(begin)

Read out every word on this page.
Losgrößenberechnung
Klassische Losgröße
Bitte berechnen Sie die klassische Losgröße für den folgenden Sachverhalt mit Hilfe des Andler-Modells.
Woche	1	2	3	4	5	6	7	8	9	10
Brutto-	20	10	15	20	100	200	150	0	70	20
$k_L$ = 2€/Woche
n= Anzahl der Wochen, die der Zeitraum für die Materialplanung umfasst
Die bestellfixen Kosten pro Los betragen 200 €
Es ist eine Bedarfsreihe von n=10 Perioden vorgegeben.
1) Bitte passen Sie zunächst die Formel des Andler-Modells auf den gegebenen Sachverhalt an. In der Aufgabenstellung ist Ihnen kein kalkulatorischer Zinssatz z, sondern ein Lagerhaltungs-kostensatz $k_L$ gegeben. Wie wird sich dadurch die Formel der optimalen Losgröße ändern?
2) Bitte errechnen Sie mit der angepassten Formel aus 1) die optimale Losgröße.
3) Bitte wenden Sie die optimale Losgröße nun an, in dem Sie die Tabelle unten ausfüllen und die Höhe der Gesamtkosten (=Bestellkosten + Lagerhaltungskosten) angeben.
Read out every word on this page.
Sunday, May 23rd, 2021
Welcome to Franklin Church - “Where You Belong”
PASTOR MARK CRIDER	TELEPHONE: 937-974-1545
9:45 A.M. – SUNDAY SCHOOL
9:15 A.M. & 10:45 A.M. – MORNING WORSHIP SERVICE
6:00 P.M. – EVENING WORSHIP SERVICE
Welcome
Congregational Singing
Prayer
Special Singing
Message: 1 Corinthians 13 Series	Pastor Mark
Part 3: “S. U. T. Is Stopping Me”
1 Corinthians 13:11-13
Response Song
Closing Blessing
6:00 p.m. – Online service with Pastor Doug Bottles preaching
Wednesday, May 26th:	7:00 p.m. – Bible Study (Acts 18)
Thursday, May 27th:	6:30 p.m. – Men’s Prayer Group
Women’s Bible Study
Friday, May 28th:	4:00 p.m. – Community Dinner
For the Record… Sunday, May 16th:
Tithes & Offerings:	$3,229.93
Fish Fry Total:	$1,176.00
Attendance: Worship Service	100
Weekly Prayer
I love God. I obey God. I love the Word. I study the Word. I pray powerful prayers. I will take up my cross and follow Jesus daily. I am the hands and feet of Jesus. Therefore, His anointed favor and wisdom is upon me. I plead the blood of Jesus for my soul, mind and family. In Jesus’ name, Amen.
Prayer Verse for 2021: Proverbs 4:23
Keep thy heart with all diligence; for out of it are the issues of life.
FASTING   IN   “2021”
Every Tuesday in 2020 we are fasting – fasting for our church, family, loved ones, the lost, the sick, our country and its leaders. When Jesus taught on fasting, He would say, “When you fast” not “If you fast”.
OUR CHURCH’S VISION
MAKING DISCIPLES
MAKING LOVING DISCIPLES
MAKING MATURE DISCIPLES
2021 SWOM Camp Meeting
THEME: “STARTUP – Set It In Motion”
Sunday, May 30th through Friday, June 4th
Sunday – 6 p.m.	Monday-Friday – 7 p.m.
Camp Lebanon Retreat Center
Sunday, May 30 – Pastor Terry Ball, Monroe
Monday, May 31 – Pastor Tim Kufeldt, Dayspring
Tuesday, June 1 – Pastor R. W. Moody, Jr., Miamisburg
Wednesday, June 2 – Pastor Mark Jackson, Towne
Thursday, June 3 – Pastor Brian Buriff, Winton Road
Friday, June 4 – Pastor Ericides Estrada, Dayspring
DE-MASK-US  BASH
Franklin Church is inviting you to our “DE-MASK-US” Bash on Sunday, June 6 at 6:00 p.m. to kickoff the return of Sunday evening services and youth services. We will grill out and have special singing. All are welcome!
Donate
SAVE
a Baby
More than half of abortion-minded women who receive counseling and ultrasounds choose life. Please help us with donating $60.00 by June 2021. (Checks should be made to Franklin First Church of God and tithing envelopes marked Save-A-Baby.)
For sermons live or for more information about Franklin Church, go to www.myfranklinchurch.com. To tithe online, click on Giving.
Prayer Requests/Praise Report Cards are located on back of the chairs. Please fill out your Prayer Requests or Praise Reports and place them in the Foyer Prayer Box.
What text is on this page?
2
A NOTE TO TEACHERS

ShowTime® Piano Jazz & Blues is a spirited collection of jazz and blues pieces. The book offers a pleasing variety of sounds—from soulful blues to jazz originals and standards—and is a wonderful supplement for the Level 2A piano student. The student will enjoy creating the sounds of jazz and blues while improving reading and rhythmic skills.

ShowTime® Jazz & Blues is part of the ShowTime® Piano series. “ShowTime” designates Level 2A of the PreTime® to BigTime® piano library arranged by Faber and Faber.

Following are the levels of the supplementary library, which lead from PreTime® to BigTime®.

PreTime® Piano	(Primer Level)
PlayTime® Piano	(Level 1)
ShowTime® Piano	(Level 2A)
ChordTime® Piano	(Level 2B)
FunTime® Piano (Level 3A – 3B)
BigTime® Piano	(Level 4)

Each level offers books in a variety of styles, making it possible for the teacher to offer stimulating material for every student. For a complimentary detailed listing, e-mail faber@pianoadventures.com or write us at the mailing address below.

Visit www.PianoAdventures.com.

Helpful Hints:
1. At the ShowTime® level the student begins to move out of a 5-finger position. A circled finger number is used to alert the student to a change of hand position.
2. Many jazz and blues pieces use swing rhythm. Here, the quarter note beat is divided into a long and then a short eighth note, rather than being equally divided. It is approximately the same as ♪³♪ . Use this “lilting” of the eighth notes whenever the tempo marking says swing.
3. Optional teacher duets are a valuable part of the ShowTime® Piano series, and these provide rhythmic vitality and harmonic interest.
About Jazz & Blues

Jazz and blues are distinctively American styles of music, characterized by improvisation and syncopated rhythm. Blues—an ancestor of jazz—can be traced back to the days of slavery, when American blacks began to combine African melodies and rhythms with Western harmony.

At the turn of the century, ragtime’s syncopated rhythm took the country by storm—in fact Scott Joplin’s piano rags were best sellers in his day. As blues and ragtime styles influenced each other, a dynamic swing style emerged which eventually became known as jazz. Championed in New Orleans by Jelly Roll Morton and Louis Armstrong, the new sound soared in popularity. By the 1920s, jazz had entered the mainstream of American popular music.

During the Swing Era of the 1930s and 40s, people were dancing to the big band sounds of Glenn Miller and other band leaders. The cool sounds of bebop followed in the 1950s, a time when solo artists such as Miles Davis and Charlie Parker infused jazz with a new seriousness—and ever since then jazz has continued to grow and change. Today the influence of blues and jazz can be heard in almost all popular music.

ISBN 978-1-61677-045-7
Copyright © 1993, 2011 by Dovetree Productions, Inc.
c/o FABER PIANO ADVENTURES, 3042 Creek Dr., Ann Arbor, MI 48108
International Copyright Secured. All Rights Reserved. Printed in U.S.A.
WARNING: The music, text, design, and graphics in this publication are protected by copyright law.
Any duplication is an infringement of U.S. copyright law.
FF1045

(end)

=== Your objective ===
Using the records above, list each line that includes "from".

=== Right answer ===
ShowTime® Piano Jazz & Blues is a spirited collection of jazz and blues pieces. The book offers a pleasing variety of sounds—from soulful blues to jazz originals and standards—and is a wonderful supplement for the Level 2A piano student. The student will enjoy creating the sounds of jazz and blues while improving reading and rhythmic skills.
Following are the levels of the supplementary library, which lead from PreTime® to BigTime®.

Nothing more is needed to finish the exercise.